### Exercise prompt
Look over the lines below. Report each one that includes the string "text".

==== Information supplied

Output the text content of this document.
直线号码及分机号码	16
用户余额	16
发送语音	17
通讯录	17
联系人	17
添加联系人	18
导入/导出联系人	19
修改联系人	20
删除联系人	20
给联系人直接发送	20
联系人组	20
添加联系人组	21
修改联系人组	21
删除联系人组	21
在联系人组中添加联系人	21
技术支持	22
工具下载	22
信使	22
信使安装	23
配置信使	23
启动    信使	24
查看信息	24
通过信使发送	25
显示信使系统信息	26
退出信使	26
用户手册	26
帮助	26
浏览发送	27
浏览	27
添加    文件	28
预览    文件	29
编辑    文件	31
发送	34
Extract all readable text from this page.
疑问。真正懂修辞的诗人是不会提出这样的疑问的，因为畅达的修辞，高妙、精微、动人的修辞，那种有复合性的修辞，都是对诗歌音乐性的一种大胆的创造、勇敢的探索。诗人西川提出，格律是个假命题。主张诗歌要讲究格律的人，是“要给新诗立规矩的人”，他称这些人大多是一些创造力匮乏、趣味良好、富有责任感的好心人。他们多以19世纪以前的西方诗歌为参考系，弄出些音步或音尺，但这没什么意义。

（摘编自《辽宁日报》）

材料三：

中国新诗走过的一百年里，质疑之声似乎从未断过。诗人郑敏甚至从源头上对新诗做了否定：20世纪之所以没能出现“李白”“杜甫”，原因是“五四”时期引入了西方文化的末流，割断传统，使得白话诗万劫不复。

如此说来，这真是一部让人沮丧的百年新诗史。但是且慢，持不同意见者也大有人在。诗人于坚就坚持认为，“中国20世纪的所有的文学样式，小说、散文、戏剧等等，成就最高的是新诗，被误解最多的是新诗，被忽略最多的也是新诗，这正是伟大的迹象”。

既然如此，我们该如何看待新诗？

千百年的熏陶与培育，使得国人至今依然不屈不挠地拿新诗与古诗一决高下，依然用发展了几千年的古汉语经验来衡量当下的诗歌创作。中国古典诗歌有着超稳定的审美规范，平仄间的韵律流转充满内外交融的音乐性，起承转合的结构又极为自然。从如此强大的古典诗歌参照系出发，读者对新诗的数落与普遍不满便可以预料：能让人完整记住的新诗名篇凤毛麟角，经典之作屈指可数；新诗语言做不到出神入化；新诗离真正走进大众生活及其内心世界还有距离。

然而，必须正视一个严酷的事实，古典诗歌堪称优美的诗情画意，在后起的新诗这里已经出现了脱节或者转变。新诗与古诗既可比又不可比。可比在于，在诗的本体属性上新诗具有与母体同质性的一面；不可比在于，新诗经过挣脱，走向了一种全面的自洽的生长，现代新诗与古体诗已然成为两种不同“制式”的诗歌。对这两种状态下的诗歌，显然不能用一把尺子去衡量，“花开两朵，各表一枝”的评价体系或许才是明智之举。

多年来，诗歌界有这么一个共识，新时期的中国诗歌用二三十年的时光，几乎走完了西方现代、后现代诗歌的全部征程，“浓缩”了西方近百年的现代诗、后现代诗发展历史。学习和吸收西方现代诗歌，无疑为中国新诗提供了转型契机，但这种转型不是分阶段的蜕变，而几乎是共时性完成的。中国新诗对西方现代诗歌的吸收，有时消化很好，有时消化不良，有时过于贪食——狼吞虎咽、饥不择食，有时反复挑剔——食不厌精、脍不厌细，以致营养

========

### Task solution
Output the text content of this document.
Extract all readable text from this page.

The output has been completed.